### EXCERPTED RECORDS
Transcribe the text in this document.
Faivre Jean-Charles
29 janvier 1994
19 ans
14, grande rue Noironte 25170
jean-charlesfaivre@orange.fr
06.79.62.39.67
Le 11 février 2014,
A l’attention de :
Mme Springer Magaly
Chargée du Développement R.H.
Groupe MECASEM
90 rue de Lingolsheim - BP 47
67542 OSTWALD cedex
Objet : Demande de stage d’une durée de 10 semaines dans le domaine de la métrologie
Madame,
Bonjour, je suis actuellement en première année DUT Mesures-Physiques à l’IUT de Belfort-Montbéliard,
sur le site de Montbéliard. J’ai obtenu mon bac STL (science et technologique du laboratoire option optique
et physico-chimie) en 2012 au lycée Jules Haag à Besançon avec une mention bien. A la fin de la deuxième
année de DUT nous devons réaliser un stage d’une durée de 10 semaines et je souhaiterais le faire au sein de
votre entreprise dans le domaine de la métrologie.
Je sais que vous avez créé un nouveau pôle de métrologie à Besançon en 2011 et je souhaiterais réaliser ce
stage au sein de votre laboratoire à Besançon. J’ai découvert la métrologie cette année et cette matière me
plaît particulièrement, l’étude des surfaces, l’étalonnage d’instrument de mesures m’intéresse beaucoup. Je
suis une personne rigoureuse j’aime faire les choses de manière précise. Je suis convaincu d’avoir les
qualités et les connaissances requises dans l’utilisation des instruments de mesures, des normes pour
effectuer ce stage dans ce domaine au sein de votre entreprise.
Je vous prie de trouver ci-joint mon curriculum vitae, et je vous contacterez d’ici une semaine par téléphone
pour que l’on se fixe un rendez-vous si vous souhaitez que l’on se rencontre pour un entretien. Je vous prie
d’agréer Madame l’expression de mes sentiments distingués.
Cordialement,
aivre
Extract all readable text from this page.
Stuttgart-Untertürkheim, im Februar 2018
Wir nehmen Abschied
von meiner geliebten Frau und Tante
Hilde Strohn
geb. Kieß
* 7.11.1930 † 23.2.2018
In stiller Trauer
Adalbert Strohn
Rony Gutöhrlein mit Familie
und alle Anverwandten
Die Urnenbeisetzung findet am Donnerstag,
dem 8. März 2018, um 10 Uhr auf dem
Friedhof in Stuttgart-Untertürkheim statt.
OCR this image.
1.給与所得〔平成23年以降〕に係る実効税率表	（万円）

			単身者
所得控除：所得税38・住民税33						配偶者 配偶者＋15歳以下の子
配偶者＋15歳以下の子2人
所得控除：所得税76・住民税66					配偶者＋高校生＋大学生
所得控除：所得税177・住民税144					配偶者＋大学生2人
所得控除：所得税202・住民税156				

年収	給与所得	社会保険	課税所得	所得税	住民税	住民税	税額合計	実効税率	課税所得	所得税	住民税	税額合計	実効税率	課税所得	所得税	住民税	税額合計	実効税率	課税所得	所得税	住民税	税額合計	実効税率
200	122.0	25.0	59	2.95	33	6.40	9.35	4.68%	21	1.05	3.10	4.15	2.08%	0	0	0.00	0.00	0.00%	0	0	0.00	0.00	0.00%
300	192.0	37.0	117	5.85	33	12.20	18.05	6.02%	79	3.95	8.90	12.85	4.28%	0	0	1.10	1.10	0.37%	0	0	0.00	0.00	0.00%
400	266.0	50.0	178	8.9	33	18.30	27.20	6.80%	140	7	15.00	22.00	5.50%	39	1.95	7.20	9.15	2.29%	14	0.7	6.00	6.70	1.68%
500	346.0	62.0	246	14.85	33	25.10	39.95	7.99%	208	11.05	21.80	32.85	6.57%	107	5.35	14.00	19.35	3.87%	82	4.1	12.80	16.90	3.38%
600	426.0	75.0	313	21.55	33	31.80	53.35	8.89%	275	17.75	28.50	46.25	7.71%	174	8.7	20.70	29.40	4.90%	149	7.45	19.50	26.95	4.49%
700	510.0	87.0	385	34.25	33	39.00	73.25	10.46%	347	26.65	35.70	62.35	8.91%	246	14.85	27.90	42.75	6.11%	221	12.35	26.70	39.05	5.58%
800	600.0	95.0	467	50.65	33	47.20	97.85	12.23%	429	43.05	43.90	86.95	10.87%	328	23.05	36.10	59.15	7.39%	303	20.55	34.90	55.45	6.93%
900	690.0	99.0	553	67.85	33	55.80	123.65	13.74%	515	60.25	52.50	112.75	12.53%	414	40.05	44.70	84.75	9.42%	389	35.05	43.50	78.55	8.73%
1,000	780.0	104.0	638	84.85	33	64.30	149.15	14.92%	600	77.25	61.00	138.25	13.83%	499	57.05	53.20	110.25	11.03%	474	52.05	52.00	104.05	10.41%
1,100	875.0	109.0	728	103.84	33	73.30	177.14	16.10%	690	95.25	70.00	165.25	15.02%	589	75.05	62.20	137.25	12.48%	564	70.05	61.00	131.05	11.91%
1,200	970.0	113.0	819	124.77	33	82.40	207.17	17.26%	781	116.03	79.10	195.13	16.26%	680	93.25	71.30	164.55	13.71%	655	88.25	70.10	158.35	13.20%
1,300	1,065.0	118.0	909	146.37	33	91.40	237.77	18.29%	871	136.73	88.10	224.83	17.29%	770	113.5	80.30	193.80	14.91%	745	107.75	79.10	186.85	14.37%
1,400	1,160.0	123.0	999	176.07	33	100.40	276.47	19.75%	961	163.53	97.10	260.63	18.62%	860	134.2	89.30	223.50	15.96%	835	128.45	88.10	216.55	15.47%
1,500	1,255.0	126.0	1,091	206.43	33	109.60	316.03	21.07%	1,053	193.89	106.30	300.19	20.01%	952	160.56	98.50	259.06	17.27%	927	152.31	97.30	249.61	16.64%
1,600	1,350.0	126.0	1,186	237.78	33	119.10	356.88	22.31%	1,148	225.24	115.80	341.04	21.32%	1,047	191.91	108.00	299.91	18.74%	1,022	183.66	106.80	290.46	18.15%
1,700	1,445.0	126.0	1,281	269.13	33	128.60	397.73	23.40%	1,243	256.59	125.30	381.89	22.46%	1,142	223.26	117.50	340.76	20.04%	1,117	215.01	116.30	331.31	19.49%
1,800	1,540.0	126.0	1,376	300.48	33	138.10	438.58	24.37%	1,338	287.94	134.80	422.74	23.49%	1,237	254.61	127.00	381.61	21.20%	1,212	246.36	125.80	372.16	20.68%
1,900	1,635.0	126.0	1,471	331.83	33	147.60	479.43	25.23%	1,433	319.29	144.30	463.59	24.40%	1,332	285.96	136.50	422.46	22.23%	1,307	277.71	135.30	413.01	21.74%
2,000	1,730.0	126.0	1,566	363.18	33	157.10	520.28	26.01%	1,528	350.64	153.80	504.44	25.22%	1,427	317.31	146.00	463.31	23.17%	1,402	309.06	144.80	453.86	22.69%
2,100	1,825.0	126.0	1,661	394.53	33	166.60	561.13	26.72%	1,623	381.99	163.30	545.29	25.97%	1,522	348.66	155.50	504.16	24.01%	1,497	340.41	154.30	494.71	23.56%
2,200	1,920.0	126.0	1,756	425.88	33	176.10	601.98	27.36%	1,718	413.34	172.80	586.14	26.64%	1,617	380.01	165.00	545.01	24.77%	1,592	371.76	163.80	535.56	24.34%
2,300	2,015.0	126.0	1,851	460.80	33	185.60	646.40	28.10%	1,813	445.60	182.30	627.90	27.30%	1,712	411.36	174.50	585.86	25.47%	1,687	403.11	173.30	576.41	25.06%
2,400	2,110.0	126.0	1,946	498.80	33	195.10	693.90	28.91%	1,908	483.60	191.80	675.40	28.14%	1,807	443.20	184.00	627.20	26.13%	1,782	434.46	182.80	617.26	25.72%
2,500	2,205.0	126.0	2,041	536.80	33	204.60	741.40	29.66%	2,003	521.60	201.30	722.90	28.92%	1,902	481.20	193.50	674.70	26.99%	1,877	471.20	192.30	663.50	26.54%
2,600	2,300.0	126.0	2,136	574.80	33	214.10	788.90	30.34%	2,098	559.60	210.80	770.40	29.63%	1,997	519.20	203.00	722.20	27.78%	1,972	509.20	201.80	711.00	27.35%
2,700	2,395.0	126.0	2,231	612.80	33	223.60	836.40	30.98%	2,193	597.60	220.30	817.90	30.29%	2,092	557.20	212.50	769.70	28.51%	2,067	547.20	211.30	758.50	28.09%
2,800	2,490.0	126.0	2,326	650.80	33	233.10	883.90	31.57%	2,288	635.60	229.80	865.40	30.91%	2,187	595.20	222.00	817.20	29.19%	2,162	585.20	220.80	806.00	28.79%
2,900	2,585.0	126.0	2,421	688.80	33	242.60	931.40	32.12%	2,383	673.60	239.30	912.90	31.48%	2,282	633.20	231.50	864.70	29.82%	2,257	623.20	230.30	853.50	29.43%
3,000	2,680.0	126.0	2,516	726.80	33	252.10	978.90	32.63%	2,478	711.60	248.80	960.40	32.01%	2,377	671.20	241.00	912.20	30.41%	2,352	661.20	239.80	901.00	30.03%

### DIRECTIONS
Count the lines of the data that include the string "année", and give only that number.

### RIGHT ANSWER
3